Among the lines below, list those containing the string "white".

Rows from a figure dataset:
====
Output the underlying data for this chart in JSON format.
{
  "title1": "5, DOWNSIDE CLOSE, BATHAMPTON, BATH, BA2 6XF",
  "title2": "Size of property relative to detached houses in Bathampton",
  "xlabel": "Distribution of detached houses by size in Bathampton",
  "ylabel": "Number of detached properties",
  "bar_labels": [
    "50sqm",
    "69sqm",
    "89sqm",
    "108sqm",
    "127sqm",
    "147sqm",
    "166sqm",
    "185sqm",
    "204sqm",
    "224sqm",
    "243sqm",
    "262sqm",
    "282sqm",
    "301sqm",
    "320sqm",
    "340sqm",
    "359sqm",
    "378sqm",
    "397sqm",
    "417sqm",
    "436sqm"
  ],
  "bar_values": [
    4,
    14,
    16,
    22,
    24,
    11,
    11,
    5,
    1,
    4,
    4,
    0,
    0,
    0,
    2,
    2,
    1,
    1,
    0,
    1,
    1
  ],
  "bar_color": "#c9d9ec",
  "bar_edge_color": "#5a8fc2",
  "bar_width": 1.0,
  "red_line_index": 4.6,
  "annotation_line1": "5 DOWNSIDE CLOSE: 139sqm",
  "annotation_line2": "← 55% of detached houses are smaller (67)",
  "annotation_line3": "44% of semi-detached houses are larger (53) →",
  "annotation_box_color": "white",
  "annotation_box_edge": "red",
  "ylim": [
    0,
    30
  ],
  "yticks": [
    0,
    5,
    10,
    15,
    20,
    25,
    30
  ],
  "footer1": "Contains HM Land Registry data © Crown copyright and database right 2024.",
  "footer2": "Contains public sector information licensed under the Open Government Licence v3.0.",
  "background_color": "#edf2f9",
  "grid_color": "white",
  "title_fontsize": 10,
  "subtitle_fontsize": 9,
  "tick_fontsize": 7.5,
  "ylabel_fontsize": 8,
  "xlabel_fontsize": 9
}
====
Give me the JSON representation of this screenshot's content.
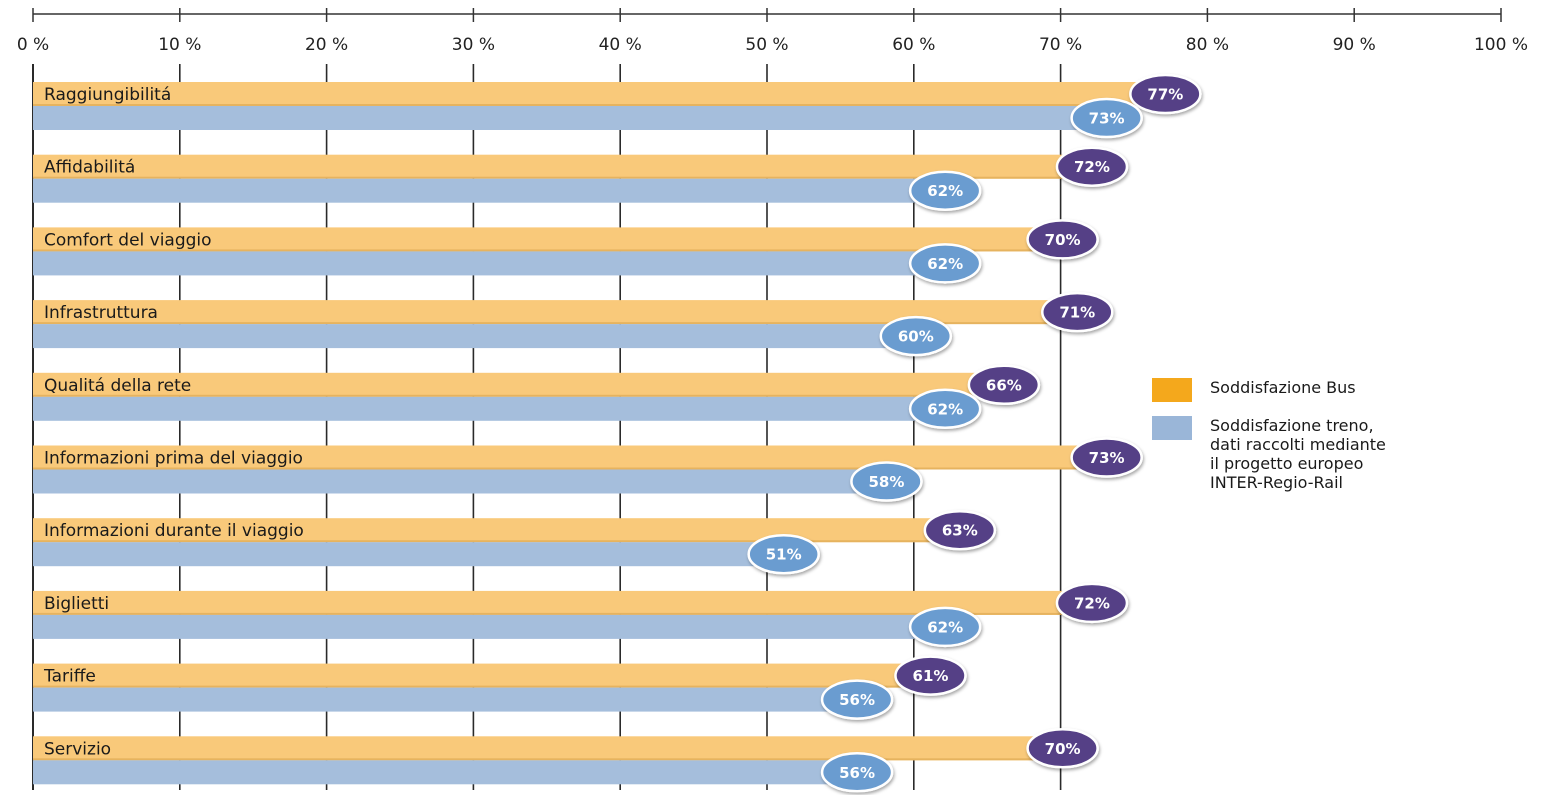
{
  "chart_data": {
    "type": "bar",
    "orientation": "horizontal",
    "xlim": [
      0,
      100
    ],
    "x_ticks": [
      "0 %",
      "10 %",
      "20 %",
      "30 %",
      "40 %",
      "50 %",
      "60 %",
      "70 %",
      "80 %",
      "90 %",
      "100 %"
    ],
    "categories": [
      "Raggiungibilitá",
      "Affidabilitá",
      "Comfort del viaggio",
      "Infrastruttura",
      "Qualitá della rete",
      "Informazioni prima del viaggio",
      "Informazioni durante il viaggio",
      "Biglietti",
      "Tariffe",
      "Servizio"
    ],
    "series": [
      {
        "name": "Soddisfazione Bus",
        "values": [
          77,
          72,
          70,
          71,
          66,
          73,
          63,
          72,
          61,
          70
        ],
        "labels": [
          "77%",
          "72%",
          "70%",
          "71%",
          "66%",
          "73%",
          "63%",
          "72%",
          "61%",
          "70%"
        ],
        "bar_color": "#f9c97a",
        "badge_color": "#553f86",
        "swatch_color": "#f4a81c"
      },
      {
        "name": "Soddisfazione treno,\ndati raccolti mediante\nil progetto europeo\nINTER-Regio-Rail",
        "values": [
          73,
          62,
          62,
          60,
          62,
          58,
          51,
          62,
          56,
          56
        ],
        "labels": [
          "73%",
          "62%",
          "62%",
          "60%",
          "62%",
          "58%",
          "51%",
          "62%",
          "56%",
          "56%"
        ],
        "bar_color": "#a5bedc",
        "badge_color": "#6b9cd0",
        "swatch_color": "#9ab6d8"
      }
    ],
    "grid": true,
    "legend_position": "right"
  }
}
====
Response below:
  "annotation_box_color": "white",
  "grid_color": "white",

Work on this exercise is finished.